## [Written exercise]
Search the material below for the string "title" and list each line that holds it.

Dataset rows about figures
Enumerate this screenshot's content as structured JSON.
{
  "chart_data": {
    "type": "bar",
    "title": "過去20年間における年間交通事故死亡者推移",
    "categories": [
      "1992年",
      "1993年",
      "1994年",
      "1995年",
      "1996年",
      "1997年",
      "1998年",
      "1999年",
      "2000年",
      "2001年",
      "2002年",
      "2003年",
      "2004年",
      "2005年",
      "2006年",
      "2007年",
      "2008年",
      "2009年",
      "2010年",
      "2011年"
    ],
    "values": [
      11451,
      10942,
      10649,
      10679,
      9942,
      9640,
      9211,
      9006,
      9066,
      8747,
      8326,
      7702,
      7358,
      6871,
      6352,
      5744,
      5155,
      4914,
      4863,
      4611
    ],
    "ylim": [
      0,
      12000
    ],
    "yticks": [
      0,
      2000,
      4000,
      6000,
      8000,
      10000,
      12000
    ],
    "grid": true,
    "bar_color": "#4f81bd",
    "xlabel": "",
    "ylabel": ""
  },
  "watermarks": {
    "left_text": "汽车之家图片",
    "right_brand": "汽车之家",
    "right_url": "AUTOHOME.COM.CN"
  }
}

...

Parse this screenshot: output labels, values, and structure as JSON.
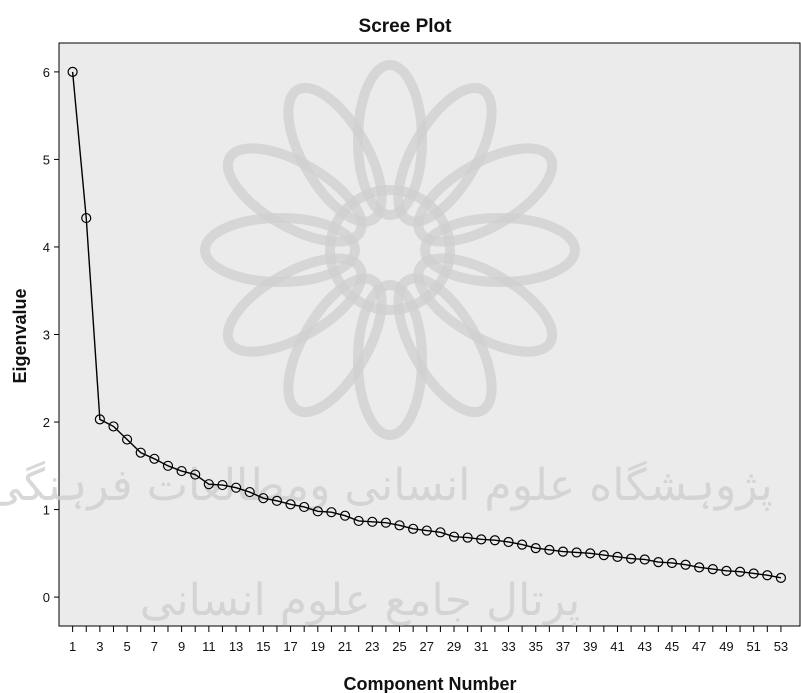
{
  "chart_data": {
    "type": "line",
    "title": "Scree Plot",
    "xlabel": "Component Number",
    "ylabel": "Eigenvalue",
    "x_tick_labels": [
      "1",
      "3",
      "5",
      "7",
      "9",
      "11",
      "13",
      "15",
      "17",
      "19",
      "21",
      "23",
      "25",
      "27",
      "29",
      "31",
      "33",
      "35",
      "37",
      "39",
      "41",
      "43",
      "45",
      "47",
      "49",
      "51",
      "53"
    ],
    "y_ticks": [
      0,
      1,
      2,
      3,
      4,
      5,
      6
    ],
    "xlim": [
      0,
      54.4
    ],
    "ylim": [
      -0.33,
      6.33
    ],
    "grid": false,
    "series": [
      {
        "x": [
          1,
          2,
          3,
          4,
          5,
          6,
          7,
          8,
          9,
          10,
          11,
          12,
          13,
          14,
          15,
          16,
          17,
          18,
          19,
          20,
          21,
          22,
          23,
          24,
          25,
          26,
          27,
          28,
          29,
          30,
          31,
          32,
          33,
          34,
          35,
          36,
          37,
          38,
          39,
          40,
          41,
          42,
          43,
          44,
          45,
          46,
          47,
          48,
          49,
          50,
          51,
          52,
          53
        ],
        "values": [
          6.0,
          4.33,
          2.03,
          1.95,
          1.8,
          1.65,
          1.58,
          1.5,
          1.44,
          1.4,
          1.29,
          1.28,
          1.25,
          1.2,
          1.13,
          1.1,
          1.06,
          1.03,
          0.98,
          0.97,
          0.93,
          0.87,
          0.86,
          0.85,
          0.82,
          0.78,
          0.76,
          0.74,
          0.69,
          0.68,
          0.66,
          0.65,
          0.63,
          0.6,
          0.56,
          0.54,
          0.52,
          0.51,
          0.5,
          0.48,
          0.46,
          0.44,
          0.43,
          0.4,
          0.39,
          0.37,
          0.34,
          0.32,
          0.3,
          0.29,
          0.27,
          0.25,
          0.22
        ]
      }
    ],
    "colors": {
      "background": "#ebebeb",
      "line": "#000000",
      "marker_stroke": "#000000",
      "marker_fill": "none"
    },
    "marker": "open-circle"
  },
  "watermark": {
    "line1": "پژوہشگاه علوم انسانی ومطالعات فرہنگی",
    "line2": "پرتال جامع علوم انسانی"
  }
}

## [Response to this task]
    "title": "過去20年間における年間交通事故死亡者推移",
    "title": "Scree Plot",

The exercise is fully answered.